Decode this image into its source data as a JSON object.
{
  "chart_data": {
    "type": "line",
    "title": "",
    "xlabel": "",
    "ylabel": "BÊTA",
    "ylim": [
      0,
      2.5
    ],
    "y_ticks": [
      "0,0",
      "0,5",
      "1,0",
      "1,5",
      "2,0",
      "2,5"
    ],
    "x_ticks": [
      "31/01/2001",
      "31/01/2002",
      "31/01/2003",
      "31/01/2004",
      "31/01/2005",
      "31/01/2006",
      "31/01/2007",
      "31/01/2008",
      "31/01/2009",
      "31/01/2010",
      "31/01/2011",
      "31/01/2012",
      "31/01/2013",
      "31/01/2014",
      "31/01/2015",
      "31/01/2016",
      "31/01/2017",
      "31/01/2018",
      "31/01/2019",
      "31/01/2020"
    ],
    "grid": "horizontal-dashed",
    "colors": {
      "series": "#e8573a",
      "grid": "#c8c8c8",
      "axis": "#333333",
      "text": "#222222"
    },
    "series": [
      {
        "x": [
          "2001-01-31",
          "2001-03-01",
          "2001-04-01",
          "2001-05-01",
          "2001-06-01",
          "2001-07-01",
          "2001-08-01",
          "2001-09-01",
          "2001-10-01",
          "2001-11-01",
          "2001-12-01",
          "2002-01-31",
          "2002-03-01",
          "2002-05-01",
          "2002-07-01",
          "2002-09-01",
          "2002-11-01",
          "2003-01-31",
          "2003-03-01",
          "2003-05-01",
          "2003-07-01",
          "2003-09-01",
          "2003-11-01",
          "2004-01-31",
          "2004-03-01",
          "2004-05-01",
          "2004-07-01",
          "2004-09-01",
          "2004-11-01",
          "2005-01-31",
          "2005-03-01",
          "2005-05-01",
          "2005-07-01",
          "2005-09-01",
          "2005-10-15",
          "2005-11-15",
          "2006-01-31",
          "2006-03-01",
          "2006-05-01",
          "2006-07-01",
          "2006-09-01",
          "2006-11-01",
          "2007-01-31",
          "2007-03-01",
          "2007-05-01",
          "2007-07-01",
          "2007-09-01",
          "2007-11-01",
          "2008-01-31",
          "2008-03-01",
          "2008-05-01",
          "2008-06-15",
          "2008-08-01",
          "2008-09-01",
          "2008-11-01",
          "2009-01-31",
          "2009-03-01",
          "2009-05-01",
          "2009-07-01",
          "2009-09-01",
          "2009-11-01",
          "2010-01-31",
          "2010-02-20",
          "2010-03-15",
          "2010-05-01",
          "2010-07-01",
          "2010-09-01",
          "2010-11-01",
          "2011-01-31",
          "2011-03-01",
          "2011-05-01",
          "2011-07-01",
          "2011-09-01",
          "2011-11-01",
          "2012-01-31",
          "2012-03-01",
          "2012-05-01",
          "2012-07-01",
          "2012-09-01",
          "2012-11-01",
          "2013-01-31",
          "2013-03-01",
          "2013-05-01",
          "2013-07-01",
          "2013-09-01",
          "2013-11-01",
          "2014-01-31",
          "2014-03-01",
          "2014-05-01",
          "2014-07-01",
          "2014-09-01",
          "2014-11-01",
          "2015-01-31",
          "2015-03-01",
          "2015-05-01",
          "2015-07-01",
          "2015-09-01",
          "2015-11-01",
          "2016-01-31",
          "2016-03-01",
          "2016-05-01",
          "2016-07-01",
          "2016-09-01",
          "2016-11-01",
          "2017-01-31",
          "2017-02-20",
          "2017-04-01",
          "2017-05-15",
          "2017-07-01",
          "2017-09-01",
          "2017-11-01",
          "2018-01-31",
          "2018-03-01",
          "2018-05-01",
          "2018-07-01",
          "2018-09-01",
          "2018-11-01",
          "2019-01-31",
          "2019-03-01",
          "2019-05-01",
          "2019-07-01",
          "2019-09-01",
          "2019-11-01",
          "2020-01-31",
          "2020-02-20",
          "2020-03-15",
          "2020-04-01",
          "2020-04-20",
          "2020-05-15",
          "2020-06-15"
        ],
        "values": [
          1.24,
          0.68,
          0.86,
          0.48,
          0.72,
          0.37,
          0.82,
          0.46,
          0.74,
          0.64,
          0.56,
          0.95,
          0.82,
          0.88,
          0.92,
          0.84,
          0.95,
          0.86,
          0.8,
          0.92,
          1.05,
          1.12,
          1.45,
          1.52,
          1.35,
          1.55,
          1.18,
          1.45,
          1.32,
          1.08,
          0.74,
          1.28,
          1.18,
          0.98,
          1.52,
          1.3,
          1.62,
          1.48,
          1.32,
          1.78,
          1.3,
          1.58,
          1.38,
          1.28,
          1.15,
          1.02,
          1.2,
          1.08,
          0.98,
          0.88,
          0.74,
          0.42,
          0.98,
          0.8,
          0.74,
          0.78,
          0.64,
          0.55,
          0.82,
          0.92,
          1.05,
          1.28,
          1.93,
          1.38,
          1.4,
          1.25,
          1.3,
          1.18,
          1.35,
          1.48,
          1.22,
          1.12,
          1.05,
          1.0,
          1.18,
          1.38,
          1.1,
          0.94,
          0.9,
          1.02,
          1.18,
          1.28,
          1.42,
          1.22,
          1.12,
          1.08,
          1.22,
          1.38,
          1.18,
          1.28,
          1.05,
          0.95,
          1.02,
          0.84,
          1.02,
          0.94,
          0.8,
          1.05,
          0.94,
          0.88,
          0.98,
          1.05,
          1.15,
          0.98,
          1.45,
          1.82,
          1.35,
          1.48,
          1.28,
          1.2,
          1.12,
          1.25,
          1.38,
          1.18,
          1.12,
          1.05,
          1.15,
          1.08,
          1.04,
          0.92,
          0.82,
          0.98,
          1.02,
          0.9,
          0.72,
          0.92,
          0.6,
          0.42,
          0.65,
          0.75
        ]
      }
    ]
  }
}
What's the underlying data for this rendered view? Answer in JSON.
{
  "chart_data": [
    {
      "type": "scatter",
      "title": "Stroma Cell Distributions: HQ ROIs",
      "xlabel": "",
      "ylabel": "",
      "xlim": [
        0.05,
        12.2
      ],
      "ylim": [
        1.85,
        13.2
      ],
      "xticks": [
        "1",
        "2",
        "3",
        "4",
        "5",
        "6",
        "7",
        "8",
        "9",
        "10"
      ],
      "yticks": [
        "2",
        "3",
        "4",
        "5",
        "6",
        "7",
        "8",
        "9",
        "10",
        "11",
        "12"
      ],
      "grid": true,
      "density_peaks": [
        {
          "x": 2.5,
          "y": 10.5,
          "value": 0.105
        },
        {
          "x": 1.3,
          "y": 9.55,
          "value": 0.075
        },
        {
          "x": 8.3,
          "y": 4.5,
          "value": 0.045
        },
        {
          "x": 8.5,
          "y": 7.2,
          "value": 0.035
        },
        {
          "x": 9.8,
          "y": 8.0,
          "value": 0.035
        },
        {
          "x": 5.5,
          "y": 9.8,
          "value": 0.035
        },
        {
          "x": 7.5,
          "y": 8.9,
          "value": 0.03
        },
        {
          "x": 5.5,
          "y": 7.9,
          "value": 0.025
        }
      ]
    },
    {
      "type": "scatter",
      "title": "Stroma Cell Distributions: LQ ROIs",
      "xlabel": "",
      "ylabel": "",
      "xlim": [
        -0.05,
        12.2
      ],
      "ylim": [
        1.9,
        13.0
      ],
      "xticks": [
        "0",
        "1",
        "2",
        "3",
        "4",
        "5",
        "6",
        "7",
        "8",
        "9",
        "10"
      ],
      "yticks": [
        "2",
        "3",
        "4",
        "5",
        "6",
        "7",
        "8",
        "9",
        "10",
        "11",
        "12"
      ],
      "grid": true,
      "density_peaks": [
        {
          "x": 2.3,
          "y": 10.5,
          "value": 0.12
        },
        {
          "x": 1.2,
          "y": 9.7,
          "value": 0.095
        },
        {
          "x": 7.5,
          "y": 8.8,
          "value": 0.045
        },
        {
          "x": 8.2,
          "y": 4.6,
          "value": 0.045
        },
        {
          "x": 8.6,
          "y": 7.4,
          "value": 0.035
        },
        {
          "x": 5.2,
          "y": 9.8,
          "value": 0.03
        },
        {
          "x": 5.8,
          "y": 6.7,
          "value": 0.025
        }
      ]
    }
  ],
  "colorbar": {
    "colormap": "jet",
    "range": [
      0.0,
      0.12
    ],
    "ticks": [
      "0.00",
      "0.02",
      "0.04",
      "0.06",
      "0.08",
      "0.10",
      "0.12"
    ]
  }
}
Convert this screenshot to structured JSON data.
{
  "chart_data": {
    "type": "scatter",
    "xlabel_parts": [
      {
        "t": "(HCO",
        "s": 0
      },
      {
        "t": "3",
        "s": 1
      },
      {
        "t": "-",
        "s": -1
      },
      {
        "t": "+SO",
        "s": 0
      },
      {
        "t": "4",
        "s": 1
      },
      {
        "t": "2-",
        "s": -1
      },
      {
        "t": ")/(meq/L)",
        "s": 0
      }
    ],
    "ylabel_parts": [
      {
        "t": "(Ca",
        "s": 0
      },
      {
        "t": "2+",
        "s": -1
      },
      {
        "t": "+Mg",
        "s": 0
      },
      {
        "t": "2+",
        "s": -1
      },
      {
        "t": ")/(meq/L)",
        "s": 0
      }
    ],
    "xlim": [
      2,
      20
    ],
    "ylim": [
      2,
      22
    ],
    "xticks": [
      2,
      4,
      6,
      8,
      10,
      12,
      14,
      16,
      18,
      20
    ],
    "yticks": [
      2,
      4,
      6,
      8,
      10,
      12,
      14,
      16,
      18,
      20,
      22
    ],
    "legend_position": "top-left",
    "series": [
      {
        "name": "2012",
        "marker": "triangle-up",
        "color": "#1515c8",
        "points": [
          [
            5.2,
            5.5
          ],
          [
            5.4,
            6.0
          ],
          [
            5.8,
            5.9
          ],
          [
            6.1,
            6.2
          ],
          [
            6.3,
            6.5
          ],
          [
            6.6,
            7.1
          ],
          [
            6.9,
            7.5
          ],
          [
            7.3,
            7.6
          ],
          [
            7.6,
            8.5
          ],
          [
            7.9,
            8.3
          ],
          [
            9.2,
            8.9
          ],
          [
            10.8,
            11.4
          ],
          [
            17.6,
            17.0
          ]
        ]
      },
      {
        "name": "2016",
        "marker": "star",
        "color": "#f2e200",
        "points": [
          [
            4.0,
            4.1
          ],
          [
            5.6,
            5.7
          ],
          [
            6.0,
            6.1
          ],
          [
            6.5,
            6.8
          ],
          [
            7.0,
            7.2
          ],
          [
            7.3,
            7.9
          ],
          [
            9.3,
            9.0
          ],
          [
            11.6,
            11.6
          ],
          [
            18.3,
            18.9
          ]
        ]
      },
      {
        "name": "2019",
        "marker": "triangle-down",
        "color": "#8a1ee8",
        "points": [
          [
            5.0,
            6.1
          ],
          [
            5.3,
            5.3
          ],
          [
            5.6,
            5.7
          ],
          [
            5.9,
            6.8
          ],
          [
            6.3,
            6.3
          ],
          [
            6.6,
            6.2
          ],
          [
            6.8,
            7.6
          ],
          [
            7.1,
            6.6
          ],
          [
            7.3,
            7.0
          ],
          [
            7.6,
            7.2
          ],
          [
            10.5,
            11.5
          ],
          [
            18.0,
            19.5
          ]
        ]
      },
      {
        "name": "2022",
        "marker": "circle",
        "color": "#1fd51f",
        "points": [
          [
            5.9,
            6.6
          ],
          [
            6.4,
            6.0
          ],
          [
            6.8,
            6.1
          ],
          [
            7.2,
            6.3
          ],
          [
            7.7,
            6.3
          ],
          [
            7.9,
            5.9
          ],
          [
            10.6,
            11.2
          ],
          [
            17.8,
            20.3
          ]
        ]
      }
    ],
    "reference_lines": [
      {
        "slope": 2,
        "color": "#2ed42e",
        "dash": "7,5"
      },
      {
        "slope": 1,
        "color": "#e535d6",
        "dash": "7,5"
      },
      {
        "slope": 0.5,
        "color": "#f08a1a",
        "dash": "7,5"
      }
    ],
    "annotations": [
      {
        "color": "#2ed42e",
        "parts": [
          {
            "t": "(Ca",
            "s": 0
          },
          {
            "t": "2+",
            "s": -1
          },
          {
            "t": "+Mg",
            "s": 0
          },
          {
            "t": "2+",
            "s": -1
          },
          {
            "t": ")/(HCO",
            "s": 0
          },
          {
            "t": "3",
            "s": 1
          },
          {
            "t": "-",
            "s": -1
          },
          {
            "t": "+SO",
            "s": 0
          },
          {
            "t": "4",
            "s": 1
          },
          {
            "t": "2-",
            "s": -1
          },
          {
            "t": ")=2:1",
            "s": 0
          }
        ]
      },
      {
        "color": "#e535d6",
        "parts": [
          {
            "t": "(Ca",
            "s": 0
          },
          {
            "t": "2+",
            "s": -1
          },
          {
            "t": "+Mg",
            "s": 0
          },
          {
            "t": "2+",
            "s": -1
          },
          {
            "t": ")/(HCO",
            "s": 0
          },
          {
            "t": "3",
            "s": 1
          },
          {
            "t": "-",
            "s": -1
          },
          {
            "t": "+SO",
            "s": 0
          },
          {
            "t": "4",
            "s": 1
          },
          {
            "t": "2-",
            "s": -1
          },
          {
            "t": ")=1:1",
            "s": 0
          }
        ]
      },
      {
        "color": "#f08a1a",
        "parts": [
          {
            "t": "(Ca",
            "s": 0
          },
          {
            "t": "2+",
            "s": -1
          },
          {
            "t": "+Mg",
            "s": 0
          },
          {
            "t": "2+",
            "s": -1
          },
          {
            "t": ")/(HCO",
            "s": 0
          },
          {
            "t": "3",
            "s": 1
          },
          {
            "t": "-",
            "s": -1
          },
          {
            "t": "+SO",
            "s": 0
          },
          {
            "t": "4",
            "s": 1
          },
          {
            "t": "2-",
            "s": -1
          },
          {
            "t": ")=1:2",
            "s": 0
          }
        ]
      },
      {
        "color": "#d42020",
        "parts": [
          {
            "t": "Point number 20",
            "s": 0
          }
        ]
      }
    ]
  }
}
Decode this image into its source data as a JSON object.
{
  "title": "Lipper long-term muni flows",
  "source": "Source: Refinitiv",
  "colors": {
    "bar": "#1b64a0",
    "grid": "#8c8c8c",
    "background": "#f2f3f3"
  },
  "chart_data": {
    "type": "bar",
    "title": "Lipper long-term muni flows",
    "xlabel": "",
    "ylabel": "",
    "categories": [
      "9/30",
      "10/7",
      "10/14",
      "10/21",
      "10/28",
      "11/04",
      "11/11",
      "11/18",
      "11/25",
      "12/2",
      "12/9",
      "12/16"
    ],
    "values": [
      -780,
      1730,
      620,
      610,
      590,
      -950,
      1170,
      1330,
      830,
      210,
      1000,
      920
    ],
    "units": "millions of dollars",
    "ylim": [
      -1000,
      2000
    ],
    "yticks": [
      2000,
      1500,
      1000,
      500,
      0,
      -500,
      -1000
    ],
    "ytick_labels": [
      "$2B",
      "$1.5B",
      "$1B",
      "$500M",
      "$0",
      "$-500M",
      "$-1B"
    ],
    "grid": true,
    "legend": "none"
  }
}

# TASK GOAL
Find every line with the word "triangle" and state how many there are, with no other words.

# SOLUTION TO THE EXERCISE
2